(Stored dataset items)

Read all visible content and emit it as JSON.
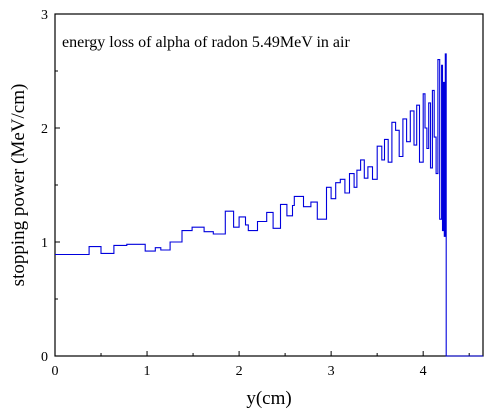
{
  "chart_data": {
    "type": "line",
    "title": "energy loss of alpha of radon 5.49MeV in air",
    "xlabel": "y(cm)",
    "ylabel": "stopping power (MeV/cm)",
    "xlim": [
      0,
      4.65
    ],
    "ylim": [
      0,
      3
    ],
    "xticks": [
      "0",
      "1",
      "2",
      "3",
      "4"
    ],
    "yticks": [
      "0",
      "1",
      "2",
      "3"
    ],
    "grid": false,
    "series": [
      {
        "color": "#0000dd",
        "step": true,
        "x": [
          0.0,
          0.37,
          0.5,
          0.64,
          0.78,
          0.98,
          1.09,
          1.15,
          1.25,
          1.38,
          1.49,
          1.62,
          1.72,
          1.85,
          1.94,
          2.0,
          2.07,
          2.1,
          2.2,
          2.3,
          2.37,
          2.45,
          2.52,
          2.58,
          2.6,
          2.7,
          2.78,
          2.85,
          2.95,
          3.0,
          3.05,
          3.1,
          3.15,
          3.2,
          3.25,
          3.28,
          3.32,
          3.36,
          3.4,
          3.45,
          3.5,
          3.55,
          3.58,
          3.62,
          3.66,
          3.7,
          3.74,
          3.78,
          3.82,
          3.86,
          3.9,
          3.93,
          3.96,
          4.0,
          4.02,
          4.04,
          4.06,
          4.08,
          4.1,
          4.12,
          4.14,
          4.16,
          4.18,
          4.2,
          4.21,
          4.22,
          4.23,
          4.24,
          4.25,
          4.65
        ],
        "y": [
          0.89,
          0.96,
          0.9,
          0.97,
          0.98,
          0.92,
          0.95,
          0.93,
          1.0,
          1.1,
          1.13,
          1.09,
          1.07,
          1.27,
          1.13,
          1.22,
          1.15,
          1.1,
          1.18,
          1.26,
          1.12,
          1.33,
          1.23,
          1.32,
          1.4,
          1.31,
          1.35,
          1.2,
          1.48,
          1.38,
          1.52,
          1.55,
          1.43,
          1.6,
          1.48,
          1.63,
          1.72,
          1.56,
          1.66,
          1.55,
          1.84,
          1.72,
          1.9,
          1.7,
          2.05,
          1.98,
          1.75,
          2.08,
          1.88,
          2.15,
          1.85,
          2.2,
          1.7,
          2.3,
          2.0,
          1.82,
          2.22,
          1.65,
          2.33,
          1.92,
          1.6,
          2.6,
          1.2,
          2.55,
          1.1,
          2.4,
          1.05,
          2.65,
          0.0,
          0.0
        ]
      }
    ]
  }
}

#### [SET TASK]
Restate the whole listing above exactly, except for its images.

#### [FULL ANSWER]
Read all visible content and emit it as JSON.
{
  "chart_data": {
    "type": "line",
    "title": "energy loss of alpha of radon 5.49MeV in air",
    "xlabel": "y(cm)",
    "ylabel": "stopping power (MeV/cm)",
    "xlim": [
      0,
      4.65
    ],
    "ylim": [
      0,
      3
    ],
    "xticks": [
      "0",
      "1",
      "2",
      "3",
      "4"
    ],
    "yticks": [
      "0",
      "1",
      "2",
      "3"
    ],
    "grid": false,
    "series": [
      {
        "color": "#0000dd",
        "step": true,
        "x": [
          0.0,
          0.37,
          0.5,
          0.64,
          0.78,
          0.98,
          1.09,
          1.15,
          1.25,
          1.38,
          1.49,
          1.62,
          1.72,
          1.85,
          1.94,
          2.0,
          2.07,
          2.1,
          2.2,
          2.3,
          2.37,
          2.45,
          2.52,
          2.58,
          2.6,
          2.7,
          2.78,
          2.85,
          2.95,
          3.0,
          3.05,
          3.1,
          3.15,
          3.2,
          3.25,
          3.28,
          3.32,
          3.36,
          3.4,
          3.45,
          3.5,
          3.55,
          3.58,
          3.62,
          3.66,
          3.7,
          3.74,
          3.78,
          3.82,
          3.86,
          3.9,
          3.93,
          3.96,
          4.0,
          4.02,
          4.04,
          4.06,
          4.08,
          4.1,
          4.12,
          4.14,
          4.16,
          4.18,
          4.2,
          4.21,
          4.22,
          4.23,
          4.24,
          4.25,
          4.65
        ],
        "y": [
          0.89,
          0.96,
          0.9,
          0.97,
          0.98,
          0.92,
          0.95,
          0.93,
          1.0,
          1.1,
          1.13,
          1.09,
          1.07,
          1.27,
          1.13,
          1.22,
          1.15,
          1.1,
          1.18,
          1.26,
          1.12,
          1.33,
          1.23,
          1.32,
          1.4,
          1.31,
          1.35,
          1.2,
          1.48,
          1.38,
          1.52,
          1.55,
          1.43,
          1.6,
          1.48,
          1.63,
          1.72,
          1.56,
          1.66,
          1.55,
          1.84,
          1.72,
          1.9,
          1.7,
          2.05,
          1.98,
          1.75,
          2.08,
          1.88,
          2.15,
          1.85,
          2.2,
          1.7,
          2.3,
          2.0,
          1.82,
          2.22,
          1.65,
          2.33,
          1.92,
          1.6,
          2.6,
          1.2,
          2.55,
          1.1,
          2.4,
          1.05,
          2.65,
          0.0,
          0.0
        ]
      }
    ]
  }
}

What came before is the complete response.